• [STATED TASK] Count lines holding the string "name" in the data that follows. Reply with one number only.

• [SOURCE MATERIAL]
+===+

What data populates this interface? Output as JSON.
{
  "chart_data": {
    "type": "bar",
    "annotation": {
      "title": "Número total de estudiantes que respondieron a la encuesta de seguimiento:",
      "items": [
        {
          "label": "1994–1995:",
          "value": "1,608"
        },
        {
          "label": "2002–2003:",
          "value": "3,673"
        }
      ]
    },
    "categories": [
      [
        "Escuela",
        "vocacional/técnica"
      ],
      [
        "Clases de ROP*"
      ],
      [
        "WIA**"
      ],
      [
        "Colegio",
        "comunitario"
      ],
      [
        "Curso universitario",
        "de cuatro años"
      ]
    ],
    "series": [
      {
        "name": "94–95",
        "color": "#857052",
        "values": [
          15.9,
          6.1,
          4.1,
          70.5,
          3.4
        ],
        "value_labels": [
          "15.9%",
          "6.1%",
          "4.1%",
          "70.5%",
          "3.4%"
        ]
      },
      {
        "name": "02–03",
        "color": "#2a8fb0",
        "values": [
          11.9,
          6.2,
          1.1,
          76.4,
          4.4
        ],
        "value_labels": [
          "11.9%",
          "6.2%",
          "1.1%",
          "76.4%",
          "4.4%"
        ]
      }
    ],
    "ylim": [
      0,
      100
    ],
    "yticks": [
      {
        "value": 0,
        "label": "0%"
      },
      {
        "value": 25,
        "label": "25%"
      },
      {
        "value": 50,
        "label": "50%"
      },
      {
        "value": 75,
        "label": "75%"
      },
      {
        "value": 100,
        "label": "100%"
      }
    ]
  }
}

+===+

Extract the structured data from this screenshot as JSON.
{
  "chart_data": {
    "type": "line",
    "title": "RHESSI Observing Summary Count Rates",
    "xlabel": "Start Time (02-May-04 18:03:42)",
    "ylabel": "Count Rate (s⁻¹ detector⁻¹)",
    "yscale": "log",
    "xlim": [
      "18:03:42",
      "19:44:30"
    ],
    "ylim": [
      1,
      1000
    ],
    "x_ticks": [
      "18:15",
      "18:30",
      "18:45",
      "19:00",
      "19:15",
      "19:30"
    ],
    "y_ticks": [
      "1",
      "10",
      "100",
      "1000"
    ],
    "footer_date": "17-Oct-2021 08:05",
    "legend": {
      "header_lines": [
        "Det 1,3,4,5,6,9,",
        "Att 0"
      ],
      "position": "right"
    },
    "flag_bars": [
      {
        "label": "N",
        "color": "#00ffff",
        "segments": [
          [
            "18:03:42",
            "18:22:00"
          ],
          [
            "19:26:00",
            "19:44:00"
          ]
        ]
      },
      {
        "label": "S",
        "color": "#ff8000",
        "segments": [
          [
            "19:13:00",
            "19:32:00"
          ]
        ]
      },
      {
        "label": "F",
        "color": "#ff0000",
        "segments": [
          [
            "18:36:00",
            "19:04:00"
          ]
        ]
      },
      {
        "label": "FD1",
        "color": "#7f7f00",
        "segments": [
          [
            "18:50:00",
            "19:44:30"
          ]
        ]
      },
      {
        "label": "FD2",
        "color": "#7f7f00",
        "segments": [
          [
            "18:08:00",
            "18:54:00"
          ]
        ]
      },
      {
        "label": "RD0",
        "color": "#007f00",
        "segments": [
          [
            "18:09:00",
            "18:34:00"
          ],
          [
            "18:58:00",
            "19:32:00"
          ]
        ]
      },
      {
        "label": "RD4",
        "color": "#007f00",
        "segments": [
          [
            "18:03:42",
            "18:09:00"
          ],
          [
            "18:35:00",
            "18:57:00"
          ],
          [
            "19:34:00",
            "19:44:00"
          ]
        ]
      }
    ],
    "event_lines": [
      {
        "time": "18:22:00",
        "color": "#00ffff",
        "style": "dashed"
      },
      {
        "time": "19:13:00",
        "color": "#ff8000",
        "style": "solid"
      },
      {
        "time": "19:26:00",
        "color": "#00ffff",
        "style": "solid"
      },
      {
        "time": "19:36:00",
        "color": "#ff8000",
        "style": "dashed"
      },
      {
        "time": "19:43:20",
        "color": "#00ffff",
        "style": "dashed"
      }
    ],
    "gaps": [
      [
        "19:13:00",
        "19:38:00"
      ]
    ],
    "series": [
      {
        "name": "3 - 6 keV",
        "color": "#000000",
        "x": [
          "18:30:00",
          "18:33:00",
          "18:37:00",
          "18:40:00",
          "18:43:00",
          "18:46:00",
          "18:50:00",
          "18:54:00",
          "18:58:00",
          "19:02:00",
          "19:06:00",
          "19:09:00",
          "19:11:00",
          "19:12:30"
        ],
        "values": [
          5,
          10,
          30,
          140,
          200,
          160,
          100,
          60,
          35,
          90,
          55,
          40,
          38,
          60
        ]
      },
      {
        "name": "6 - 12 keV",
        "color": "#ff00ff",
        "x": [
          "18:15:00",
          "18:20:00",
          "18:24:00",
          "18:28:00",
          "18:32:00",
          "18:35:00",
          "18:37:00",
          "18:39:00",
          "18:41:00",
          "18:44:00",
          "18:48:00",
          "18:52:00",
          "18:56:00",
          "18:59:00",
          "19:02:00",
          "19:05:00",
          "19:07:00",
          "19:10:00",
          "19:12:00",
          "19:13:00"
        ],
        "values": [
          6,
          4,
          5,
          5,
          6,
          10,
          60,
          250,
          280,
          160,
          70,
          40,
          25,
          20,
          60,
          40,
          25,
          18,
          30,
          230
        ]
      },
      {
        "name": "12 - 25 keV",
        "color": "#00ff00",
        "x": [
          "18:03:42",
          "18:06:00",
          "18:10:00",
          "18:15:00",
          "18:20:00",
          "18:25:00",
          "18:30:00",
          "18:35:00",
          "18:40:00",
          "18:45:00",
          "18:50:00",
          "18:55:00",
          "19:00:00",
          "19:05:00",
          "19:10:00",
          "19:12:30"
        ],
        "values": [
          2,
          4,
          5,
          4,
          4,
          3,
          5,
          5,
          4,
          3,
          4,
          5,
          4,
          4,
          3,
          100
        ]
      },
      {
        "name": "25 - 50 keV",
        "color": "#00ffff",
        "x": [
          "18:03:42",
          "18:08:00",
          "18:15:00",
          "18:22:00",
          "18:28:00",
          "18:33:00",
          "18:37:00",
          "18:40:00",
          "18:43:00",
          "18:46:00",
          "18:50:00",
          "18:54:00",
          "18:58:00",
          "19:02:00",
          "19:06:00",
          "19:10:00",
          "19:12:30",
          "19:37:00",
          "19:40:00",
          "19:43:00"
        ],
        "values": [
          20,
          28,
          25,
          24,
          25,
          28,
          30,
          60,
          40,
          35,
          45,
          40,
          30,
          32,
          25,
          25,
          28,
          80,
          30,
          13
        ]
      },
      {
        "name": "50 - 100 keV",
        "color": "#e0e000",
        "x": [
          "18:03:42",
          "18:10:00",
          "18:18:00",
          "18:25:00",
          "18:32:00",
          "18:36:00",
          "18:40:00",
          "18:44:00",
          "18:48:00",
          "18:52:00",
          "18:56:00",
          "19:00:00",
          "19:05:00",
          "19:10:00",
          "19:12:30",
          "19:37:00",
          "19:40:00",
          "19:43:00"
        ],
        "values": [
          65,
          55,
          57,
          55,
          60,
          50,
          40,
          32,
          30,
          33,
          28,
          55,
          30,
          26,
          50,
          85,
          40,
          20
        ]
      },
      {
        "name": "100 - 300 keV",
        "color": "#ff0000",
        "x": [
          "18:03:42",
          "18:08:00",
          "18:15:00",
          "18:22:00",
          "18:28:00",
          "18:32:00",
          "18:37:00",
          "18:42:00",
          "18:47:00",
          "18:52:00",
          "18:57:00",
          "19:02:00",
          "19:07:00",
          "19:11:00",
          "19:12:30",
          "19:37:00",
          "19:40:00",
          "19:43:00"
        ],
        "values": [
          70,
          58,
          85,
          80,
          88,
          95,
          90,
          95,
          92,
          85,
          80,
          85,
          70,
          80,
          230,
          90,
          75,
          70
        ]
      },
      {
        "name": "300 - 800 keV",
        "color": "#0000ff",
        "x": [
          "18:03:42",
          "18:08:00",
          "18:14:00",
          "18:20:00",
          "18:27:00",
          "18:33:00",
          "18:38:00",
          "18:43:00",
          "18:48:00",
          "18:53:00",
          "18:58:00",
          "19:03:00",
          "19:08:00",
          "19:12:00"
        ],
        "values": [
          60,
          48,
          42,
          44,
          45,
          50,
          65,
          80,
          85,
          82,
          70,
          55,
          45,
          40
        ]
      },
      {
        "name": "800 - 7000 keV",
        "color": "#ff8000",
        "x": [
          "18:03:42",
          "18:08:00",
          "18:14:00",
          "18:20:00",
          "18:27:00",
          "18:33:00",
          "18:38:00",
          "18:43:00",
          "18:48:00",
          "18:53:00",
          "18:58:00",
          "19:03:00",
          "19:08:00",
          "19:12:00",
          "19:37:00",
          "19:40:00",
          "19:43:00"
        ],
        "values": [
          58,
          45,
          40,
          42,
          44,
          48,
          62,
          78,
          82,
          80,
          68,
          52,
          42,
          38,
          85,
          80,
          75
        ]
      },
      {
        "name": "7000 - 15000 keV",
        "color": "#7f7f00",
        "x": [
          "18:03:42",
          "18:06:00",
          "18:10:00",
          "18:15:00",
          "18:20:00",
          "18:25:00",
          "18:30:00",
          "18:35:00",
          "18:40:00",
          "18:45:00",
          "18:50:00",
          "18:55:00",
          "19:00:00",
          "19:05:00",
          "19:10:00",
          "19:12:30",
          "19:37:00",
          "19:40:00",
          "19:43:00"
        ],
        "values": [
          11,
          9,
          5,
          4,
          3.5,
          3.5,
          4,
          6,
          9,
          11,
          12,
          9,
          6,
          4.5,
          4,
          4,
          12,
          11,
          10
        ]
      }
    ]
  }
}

+===+

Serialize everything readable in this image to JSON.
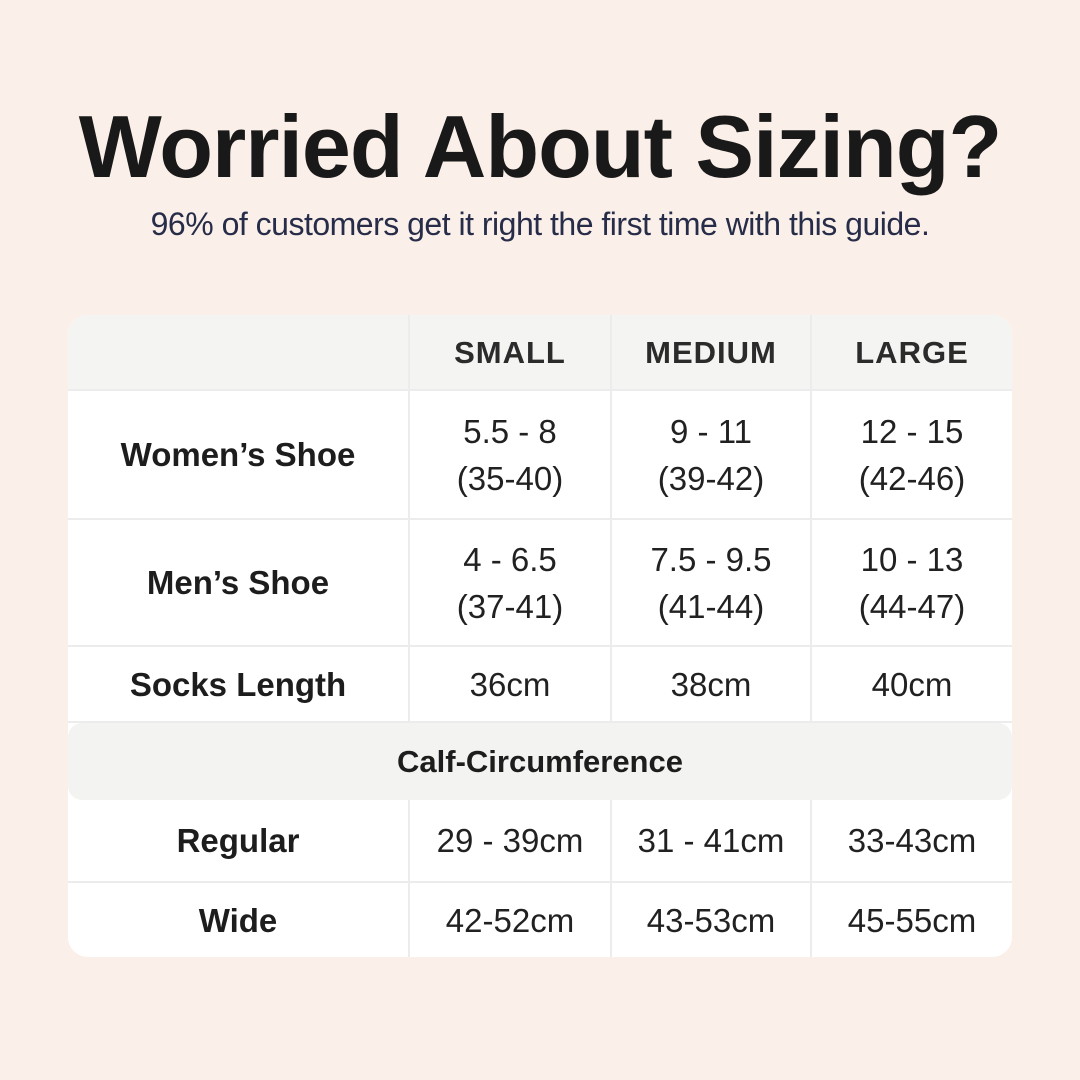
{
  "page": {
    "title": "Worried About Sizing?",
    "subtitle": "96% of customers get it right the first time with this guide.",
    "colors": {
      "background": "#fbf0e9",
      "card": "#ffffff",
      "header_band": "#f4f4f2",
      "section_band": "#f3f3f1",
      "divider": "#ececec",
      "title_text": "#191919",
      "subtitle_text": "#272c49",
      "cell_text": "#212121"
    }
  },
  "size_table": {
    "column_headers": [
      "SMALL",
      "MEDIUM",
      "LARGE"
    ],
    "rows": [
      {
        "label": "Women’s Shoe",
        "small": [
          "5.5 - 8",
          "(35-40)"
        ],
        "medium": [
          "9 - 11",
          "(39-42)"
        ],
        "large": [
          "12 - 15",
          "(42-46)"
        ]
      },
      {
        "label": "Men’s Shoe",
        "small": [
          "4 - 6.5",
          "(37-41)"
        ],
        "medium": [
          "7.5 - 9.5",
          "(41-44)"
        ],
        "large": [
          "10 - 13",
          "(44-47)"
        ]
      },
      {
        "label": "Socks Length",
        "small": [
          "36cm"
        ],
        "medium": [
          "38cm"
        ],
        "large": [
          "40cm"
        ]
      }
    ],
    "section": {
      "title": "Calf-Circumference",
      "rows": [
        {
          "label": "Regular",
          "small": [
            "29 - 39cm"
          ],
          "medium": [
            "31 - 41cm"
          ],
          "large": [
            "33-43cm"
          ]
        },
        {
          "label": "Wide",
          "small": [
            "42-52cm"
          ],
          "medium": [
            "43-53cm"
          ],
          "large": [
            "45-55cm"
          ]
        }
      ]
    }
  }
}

+===+

• [CORRECT RESPONSE] 11